Excerpted text:
— start —
The new provisions concerning obtain non-party redress will solve a number of these problems. Of central importance is that consumers which have suffered loss will not need to become parties to the litigation in order to get compensation. In addition, ACCC litigation of matters involving a large number of disaffected consumers will be much less complex.
Unfair contracts
The ACL also proposes the introduction of unfair contracts legislation.[17] There are two main aspects to this proposed legislation –
specific unfair contracts legislation which will give the ACCC and individuals the right to challenge unfair terms in standard form contracts
banning of particular terms in standard form contracts on the basis that they are unfair.
Unfair contract terms legislation
The ACL defines unfair contract terms as terms that “cause a significant imbalance in the parties’ rights and obligations under a contract and are not reasonably necessary to protect the legitimate business interests of the supplier”.[18] The ACL also makes reference to the unfair contract terms legislation which currently exists in the UK and Victoria.
The justification for the introduction of unfair contract term legislation appears to be the finding by the Productivity Commission that the consumer detriment from unfair contract terms is likely to be “non-trivial”.[19] In its report, the PC found that from 5% to 15% consumers may be detrimentally affected by unfair contract terms.[20] If this statistic is correct, it would demonstrate that unfair contract terms are indeed a significant problem as effectively one in six consumers is being adversely affected by unfair contracts.
— end —
Dataset rows:
— start —
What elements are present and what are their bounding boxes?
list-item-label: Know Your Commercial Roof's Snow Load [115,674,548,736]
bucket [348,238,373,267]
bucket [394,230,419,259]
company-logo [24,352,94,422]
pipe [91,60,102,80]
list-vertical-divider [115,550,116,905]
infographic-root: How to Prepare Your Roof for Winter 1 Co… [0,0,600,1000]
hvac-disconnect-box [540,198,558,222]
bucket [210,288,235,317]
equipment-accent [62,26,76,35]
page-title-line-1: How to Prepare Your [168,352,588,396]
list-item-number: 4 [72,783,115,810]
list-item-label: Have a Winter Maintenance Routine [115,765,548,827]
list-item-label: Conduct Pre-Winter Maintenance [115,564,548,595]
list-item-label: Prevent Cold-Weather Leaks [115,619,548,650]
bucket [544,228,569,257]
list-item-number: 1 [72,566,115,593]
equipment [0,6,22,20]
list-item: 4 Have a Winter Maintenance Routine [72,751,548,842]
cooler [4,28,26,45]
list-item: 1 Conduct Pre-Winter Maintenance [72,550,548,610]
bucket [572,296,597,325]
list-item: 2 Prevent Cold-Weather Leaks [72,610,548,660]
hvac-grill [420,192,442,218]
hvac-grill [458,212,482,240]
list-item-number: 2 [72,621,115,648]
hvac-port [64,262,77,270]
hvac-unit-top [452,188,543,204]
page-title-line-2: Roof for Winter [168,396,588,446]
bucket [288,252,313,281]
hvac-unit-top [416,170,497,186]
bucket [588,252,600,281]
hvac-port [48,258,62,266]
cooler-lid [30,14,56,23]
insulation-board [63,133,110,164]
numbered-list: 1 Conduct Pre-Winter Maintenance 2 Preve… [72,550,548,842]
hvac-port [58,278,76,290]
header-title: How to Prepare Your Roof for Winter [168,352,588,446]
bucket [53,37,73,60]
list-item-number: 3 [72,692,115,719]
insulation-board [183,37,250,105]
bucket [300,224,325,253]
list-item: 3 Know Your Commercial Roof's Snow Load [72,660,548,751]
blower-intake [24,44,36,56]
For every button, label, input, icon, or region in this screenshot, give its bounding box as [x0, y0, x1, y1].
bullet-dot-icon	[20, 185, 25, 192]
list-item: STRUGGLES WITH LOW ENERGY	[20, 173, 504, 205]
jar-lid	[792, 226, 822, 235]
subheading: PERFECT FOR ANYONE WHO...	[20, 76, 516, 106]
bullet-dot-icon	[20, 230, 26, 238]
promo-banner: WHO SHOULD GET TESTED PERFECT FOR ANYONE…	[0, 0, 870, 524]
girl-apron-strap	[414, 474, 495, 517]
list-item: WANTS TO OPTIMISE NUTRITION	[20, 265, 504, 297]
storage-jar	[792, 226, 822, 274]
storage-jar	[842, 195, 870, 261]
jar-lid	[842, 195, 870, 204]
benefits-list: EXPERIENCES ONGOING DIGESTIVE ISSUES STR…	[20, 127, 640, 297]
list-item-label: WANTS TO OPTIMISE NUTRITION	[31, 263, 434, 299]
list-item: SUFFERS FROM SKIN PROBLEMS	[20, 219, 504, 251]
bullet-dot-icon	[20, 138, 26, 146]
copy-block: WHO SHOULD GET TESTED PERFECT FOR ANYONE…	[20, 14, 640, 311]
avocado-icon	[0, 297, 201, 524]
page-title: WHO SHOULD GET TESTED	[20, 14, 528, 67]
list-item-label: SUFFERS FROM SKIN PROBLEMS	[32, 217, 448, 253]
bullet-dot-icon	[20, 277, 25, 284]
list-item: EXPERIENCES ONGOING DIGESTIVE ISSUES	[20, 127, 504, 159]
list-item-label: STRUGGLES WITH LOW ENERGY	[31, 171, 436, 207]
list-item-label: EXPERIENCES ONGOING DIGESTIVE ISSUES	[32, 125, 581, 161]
— end —
In the excerpt on unfair contracts, what share of consumers did the Productivity Commission find may be detrimentally affected by unfair contract terms?

Completed task:
From 5% to 15% of consumers.